Given passage
((
Office of the Assistant Secretary for Public and Indian Housing, HUD.

ACTION:

Notice for comment.

SUMMARY:

On July 29, 2016, President Obama signed into law the Housing Opportunity Through Modernization Act of 2016 (HOTMA). One of the statutory amendments made by HOTMA adds an income limit to the Public Housing program. This notice informs the public of how HUD proposes to implement that income limit and solicits comments on that methodology.

DATES:

Comment Due Date: December 29, 2016.

ADDRESSES:

Interested persons are invited to submit comments regarding this notice for comment. All communications must refer to the above docket number and title. There are two methods for submitting public comments.

1. Submission of Comments by Mail. Comments may be submitted by mail to the Regulations Division, Office of General Counsel, Department of Housing and Urban Development, 451 7th Street SW., Room 10276, Washington, DC 20410-0500.
))
Data shown
((
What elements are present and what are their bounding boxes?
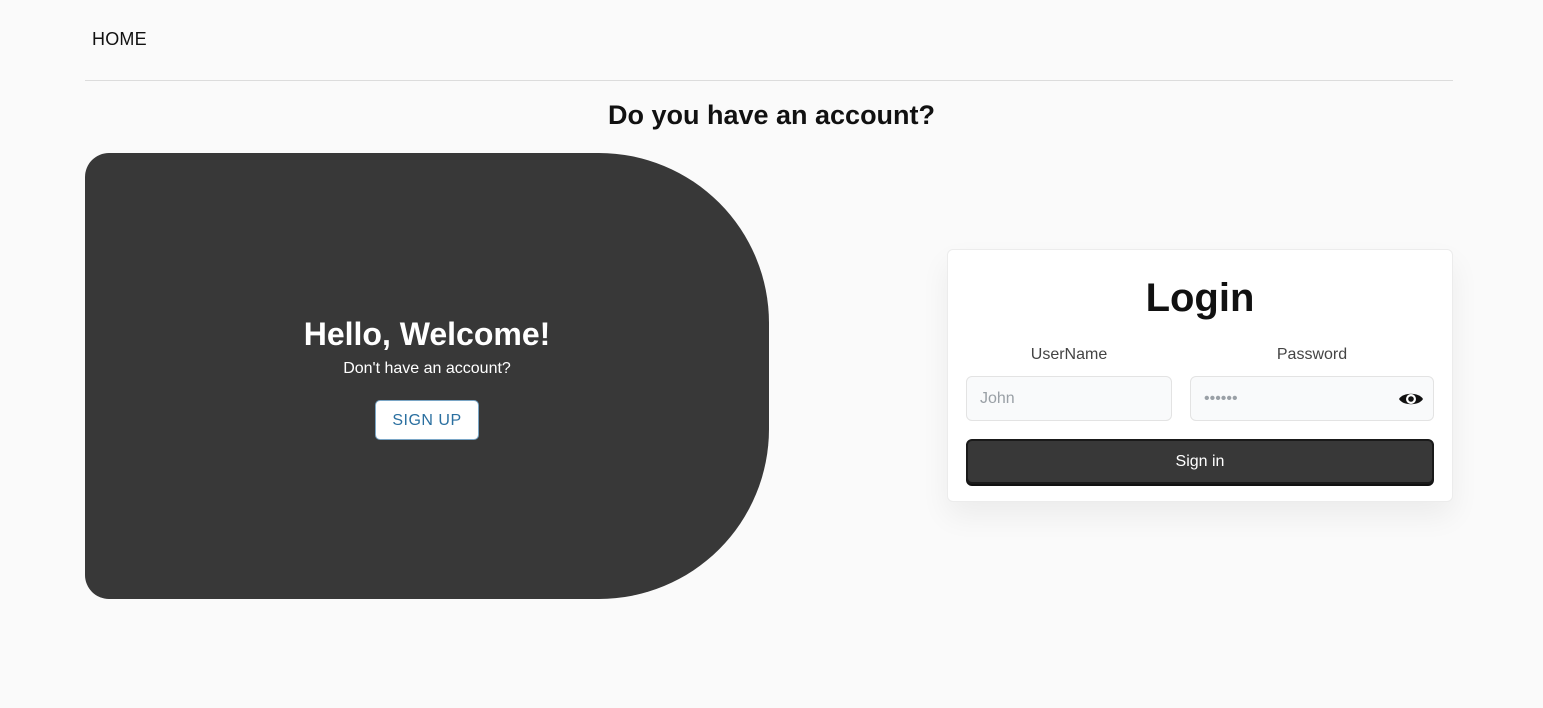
))
What to work on
(1) Answer from the HUD notice:
(a) On what date did President Obama sign HOTMA into law?
(b) What is the comment due date?
(c) What room number is given for mailing comments?
(2) Decide whether each statement agrees with the HUD notice, and quote the words that settle it.
(a) HOTMA adds an income limit to the Public Housing program.
(b) The public has only one way to submit comments.
(c) Mailed comments go to the Regulations Division of the Office of General Counsel.
(3) Carry the HUD notice forward from the point where it stops.
None of the data is needed here.

The answers
(1)
(a) July 29, 2016
(b) December 29, 2016
(c) Room 10276

(2)
(a) Yes: "One of the statutory amendments made by HOTMA adds an income limit to the Public Housing program."
(b) No: "There are two methods for submitting public comments."
(c) Yes: "Comments may be submitted by mail to the Regulations Division, Office of General Counsel"

(3)
2. Electronic Submission of Comments. Interested persons may submit comments electronically through the Federal eRulemaking Portal at www.regulations.gov. HUD strongly encourages commenters to submit comments electronically. Electronic submission of comments allows the commenter maximum time to prepare and submit a comment, ensures timely receipt by HUD, and enables HUD to make comments immediately available to the public. Comments submitted electronically through the www.regulations.gov Web site can be viewed by other commenters and interested members of the public. Commenters should follow the instructions provided on that site to submit comments electronically.

No Facsimile Comments. Facsimile (fax) comments are not acceptable.

Public Inspection of Public Comments. All properly submitted comments and communications submitted to HUD will be available for public inspection and copying between 8 a.m. and 5 p.m., weekdays, at the above address. Due to security measures at the HUD Headquarters building, an advance appointment to review the public comments must be scheduled by calling the Regulations Division at 202-708-3055 (this is not a toll-free number). Individuals with speech or hearing impairments may access this number via TTY by calling the Federal Relay Service at 800-877-8339 (this is a toll-free number). Copies of all comments submitted are available for inspection and downloading at www.regulations.gov.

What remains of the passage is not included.